**What the task requires**
Make an exact transcription of the material, leaving out all images.

-- start of The input --

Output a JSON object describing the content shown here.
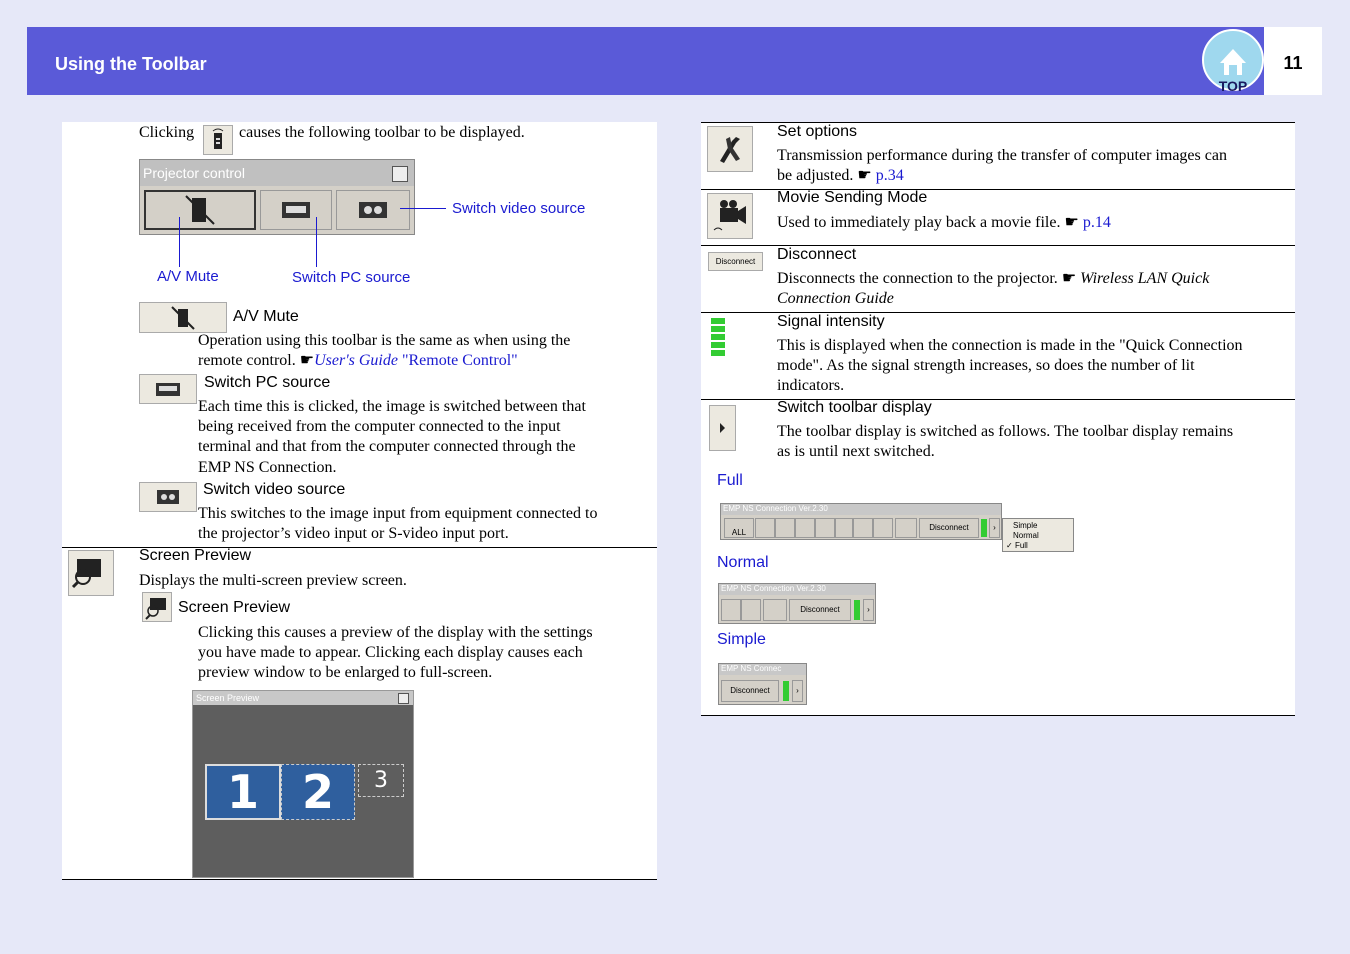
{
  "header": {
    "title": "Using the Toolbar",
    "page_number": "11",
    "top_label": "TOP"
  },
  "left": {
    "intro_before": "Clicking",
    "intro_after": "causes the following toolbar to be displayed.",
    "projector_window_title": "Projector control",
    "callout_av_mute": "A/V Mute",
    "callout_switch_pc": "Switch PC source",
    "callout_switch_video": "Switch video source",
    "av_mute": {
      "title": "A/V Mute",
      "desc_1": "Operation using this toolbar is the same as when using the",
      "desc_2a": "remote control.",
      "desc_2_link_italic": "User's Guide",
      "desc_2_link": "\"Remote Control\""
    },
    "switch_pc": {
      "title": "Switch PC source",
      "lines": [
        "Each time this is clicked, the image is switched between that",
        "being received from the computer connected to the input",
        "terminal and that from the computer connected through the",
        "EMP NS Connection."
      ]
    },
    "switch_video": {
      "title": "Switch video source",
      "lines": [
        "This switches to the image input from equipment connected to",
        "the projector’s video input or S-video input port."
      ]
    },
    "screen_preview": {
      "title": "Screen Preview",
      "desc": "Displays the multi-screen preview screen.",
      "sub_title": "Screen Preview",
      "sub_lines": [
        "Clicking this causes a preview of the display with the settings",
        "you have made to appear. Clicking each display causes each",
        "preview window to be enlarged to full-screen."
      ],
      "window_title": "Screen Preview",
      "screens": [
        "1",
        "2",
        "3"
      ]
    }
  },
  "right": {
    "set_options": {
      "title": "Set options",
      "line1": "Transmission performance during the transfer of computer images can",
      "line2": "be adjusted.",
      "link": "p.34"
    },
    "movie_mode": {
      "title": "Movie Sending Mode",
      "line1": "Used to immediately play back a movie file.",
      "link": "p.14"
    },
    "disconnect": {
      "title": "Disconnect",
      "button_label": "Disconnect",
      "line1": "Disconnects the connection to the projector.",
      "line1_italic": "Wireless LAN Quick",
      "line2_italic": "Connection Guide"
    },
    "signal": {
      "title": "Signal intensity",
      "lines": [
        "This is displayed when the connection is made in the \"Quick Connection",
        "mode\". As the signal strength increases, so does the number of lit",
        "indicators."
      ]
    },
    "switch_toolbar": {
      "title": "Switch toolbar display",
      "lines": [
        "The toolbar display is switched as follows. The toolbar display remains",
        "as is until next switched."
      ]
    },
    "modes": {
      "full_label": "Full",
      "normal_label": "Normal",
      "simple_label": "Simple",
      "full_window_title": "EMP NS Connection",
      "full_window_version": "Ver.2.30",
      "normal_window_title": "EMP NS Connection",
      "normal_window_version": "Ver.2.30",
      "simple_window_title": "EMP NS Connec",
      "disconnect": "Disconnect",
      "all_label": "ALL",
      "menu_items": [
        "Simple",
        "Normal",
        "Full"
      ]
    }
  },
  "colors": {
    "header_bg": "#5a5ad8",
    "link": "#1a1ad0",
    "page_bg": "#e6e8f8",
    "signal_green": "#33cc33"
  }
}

-- end of The input --

**Response to the task**
Output a JSON object describing the content shown here.
{
  "header": {
    "title": "Using the Toolbar",
    "page_number": "11",
    "top_label": "TOP"
  },
  "left": {
    "intro_before": "Clicking",
    "intro_after": "causes the following toolbar to be displayed.",
    "projector_window_title": "Projector control",
    "callout_av_mute": "A/V Mute",
    "callout_switch_pc": "Switch PC source",
    "callout_switch_video": "Switch video source",
    "av_mute": {
      "title": "A/V Mute",
      "desc_1": "Operation using this toolbar is the same as when using the",
      "desc_2a": "remote control.",
      "desc_2_link_italic": "User's Guide",
      "desc_2_link": "\"Remote Control\""
    },
    "switch_pc": {
      "title": "Switch PC source",
      "lines": [
        "Each time this is clicked, the image is switched between that",
        "being received from the computer connected to the input",
        "terminal and that from the computer connected through the",
        "EMP NS Connection."
      ]
    },
    "switch_video": {
      "title": "Switch video source",
      "lines": [
        "This switches to the image input from equipment connected to",
        "the projector’s video input or S-video input port."
      ]
    },
    "screen_preview": {
      "title": "Screen Preview",
      "desc": "Displays the multi-screen preview screen.",
      "sub_title": "Screen Preview",
      "sub_lines": [
        "Clicking this causes a preview of the display with the settings",
        "you have made to appear. Clicking each display causes each",
        "preview window to be enlarged to full-screen."
      ],
      "window_title": "Screen Preview",
      "screens": [
        "1",
        "2",
        "3"
      ]
    }
  },
  "right": {
    "set_options": {
      "title": "Set options",
      "line1": "Transmission performance during the transfer of computer images can",
      "line2": "be adjusted.",
      "link": "p.34"
    },
    "movie_mode": {
      "title": "Movie Sending Mode",
      "line1": "Used to immediately play back a movie file.",
      "link": "p.14"
    },
    "disconnect": {
      "title": "Disconnect",
      "button_label": "Disconnect",
      "line1": "Disconnects the connection to the projector.",
      "line1_italic": "Wireless LAN Quick",
      "line2_italic": "Connection Guide"
    },
    "signal": {
      "title": "Signal intensity",
      "lines": [
        "This is displayed when the connection is made in the \"Quick Connection",
        "mode\". As the signal strength increases, so does the number of lit",
        "indicators."
      ]
    },
    "switch_toolbar": {
      "title": "Switch toolbar display",
      "lines": [
        "The toolbar display is switched as follows. The toolbar display remains",
        "as is until next switched."
      ]
    },
    "modes": {
      "full_label": "Full",
      "normal_label": "Normal",
      "simple_label": "Simple",
      "full_window_title": "EMP NS Connection",
      "full_window_version": "Ver.2.30",
      "normal_window_title": "EMP NS Connection",
      "normal_window_version": "Ver.2.30",
      "simple_window_title": "EMP NS Connec",
      "disconnect": "Disconnect",
      "all_label": "ALL",
      "menu_items": [
        "Simple",
        "Normal",
        "Full"
      ]
    }
  },
  "colors": {
    "header_bg": "#5a5ad8",
    "link": "#1a1ad0",
    "page_bg": "#e6e8f8",
    "signal_green": "#33cc33"
  }
}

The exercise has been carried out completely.